§ **WRITTEN INSTRUCTION**:
Gather from the listing below each line that includes the word "completely", and copy it.
== EXERCISE MATERIALS ==
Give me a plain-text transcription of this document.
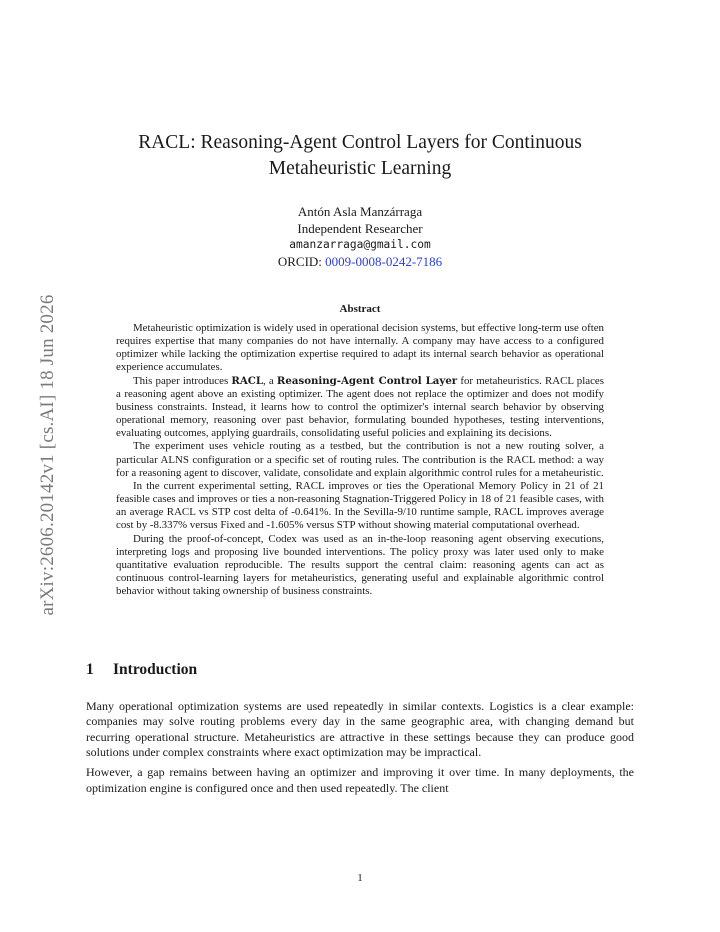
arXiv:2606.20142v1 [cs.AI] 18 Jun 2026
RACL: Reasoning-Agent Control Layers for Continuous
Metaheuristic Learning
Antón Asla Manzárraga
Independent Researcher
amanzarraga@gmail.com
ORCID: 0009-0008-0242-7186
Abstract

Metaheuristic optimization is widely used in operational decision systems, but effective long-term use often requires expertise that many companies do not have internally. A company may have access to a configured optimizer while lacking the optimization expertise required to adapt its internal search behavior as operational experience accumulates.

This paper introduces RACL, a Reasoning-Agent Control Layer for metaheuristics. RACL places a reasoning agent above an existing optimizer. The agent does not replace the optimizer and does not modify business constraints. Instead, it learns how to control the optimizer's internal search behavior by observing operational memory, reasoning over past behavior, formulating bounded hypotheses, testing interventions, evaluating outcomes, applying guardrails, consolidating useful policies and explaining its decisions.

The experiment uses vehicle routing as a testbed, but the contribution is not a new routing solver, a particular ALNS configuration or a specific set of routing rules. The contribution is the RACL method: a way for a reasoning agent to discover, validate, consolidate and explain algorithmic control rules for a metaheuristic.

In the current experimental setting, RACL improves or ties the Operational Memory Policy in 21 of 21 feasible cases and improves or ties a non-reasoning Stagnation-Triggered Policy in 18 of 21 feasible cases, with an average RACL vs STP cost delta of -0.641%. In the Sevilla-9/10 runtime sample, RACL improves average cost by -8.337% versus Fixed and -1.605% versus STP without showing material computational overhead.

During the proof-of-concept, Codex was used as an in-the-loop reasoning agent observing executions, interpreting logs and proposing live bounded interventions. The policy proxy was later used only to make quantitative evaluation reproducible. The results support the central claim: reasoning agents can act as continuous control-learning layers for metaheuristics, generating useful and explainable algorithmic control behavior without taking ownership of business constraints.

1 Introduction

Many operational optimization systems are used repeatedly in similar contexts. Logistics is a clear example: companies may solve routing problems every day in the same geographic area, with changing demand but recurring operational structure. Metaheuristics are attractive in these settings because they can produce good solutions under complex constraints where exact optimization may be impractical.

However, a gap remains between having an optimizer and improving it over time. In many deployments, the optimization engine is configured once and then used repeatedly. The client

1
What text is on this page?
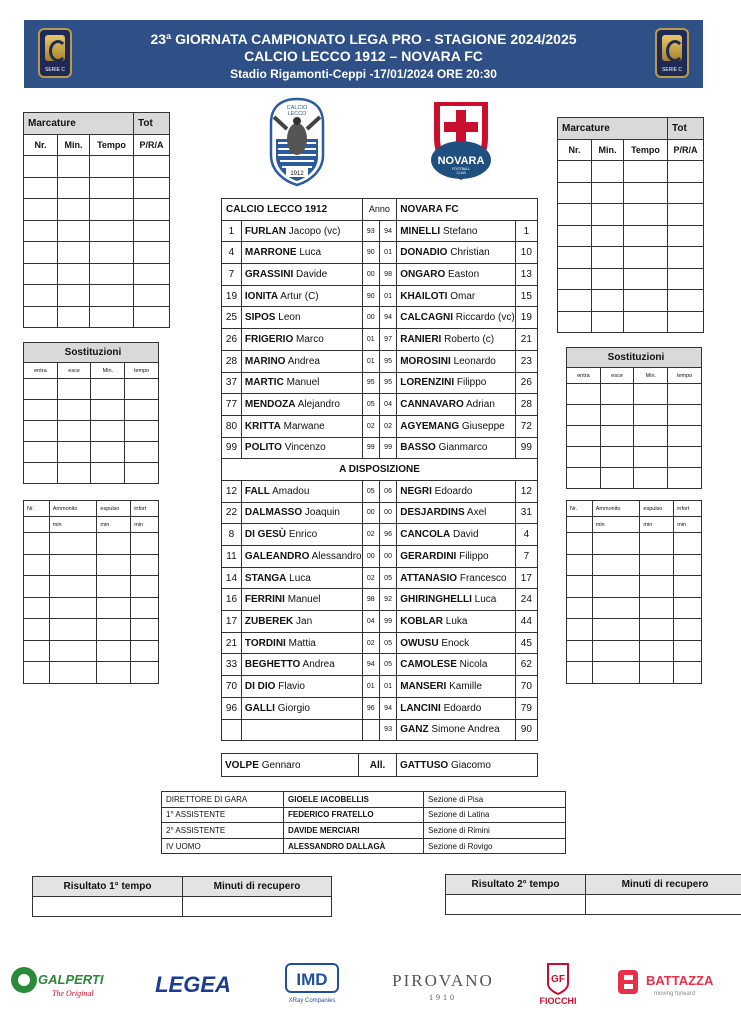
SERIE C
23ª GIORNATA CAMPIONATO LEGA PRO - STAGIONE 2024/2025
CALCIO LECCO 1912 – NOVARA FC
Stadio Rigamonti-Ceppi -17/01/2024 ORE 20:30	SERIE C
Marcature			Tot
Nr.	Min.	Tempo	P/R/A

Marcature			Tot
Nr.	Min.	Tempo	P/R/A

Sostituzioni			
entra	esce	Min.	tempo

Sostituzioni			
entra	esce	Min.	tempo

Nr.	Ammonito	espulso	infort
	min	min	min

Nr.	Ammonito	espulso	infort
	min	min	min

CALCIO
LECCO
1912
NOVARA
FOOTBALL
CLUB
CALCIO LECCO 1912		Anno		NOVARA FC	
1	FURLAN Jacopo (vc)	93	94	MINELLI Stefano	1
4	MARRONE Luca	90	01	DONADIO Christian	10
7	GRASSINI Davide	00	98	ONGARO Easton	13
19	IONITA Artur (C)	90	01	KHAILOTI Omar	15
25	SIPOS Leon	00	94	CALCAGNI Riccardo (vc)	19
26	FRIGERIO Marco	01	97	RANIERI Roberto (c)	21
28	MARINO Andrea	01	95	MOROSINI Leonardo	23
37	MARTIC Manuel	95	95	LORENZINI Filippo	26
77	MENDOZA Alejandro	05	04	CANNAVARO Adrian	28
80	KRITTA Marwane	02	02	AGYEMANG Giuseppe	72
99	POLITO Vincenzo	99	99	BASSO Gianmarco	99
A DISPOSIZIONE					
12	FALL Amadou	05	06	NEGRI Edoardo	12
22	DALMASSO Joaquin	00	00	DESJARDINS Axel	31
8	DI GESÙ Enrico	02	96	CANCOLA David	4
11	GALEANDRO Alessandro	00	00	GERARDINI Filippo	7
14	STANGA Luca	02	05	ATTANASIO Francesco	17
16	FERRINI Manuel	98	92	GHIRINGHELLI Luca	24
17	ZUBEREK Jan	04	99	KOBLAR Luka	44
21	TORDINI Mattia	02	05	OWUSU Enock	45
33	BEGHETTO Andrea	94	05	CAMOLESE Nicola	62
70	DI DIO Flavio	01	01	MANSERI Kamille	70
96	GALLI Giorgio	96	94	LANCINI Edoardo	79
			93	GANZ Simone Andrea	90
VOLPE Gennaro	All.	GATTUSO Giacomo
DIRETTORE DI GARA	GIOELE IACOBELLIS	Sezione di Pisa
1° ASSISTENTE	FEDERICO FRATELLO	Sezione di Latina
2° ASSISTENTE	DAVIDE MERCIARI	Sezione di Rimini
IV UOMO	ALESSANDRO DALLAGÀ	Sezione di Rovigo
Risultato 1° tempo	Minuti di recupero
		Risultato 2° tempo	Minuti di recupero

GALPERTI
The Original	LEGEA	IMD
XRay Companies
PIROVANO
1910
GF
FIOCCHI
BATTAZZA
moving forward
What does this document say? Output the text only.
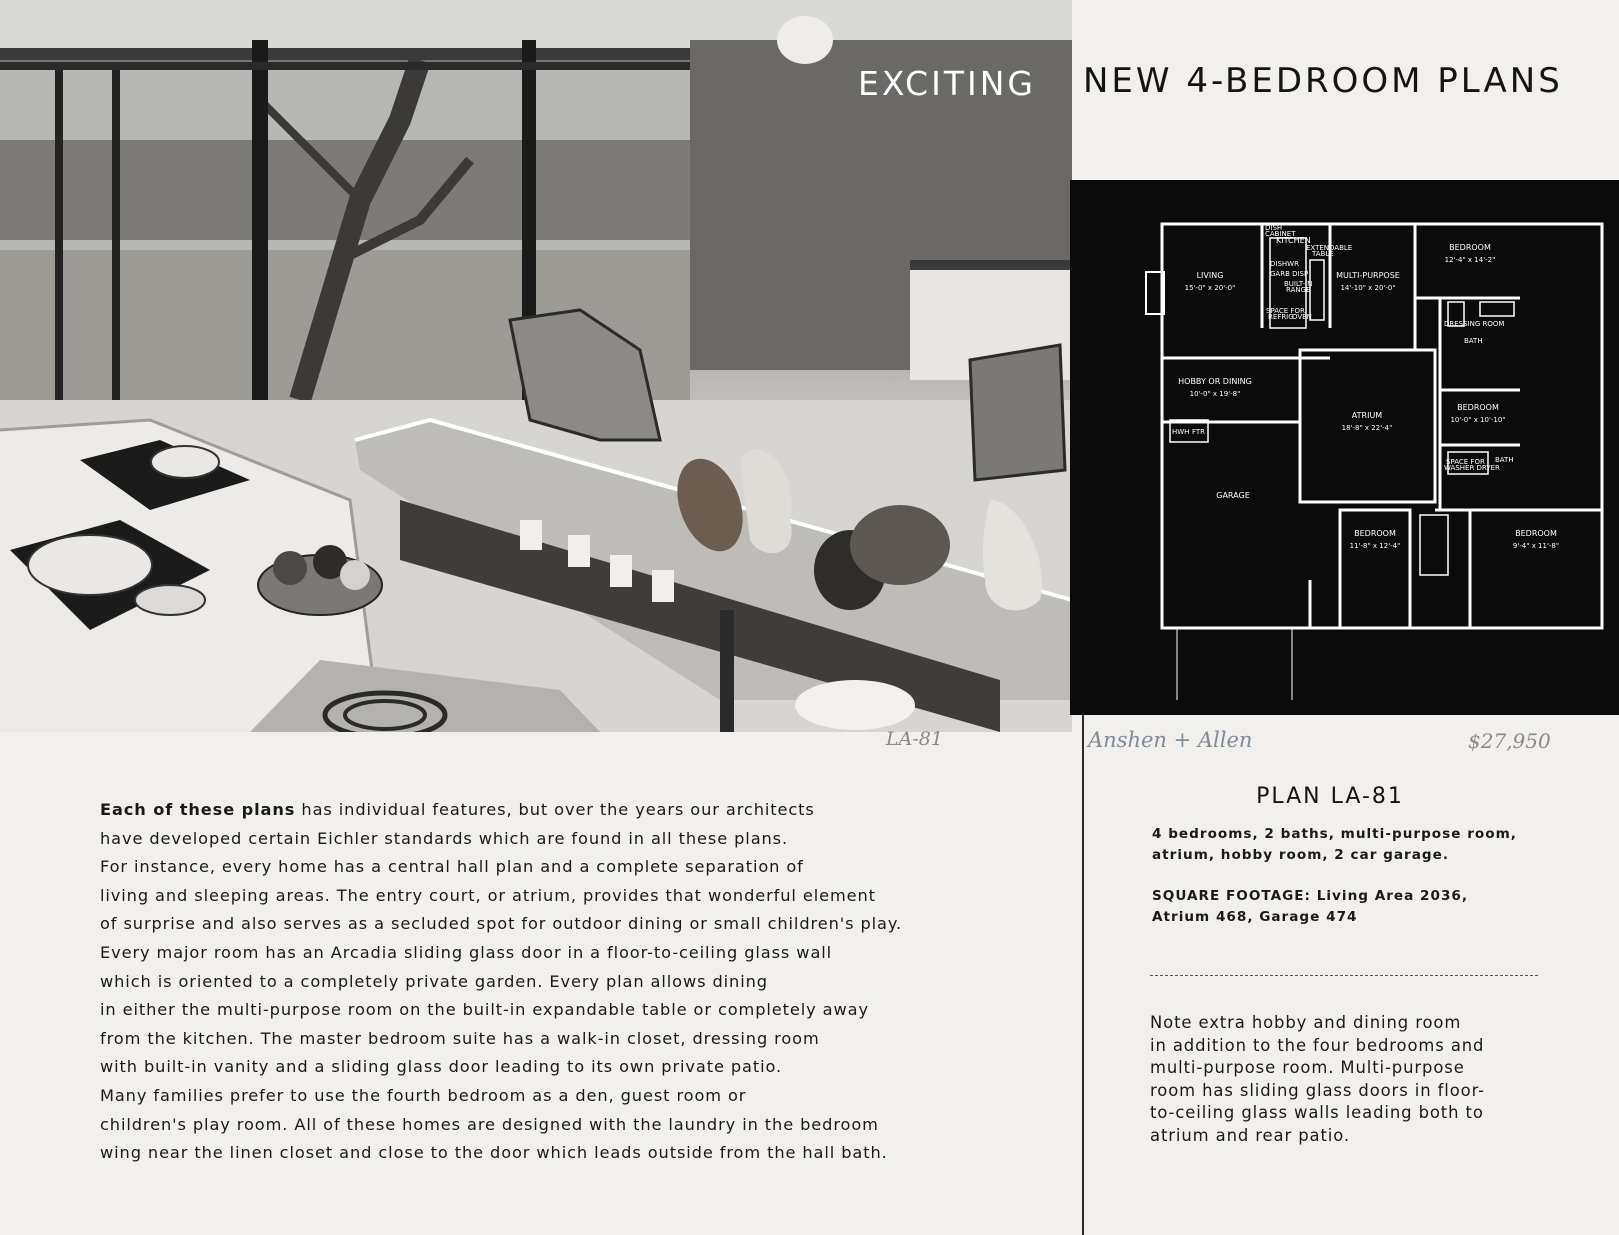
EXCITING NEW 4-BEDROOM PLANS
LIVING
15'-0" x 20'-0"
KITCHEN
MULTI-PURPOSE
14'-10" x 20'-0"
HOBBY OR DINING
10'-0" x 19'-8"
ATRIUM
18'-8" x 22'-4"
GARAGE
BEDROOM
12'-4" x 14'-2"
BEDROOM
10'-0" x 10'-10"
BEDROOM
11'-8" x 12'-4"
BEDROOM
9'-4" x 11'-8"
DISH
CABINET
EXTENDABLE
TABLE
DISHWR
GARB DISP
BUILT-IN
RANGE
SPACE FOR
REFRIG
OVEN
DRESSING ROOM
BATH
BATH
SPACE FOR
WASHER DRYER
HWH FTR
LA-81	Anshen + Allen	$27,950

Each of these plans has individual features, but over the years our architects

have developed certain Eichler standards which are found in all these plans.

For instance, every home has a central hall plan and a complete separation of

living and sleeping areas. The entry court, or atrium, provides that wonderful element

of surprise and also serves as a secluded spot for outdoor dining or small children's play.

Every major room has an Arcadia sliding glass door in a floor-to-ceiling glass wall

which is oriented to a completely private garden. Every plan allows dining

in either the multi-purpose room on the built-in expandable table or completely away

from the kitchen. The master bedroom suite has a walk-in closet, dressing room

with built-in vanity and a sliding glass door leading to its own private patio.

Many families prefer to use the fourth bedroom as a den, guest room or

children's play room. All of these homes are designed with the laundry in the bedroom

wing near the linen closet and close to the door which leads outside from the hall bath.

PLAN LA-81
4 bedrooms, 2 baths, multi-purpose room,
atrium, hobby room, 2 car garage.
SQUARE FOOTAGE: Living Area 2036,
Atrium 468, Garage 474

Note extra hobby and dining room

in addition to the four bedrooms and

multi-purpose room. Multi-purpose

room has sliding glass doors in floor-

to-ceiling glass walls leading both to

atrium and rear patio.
===
§ **FINAL RESULT**:
which is oriented to a completely private garden. Every plan allows dining
in either the multi-purpose room on the built-in expandable table or completely away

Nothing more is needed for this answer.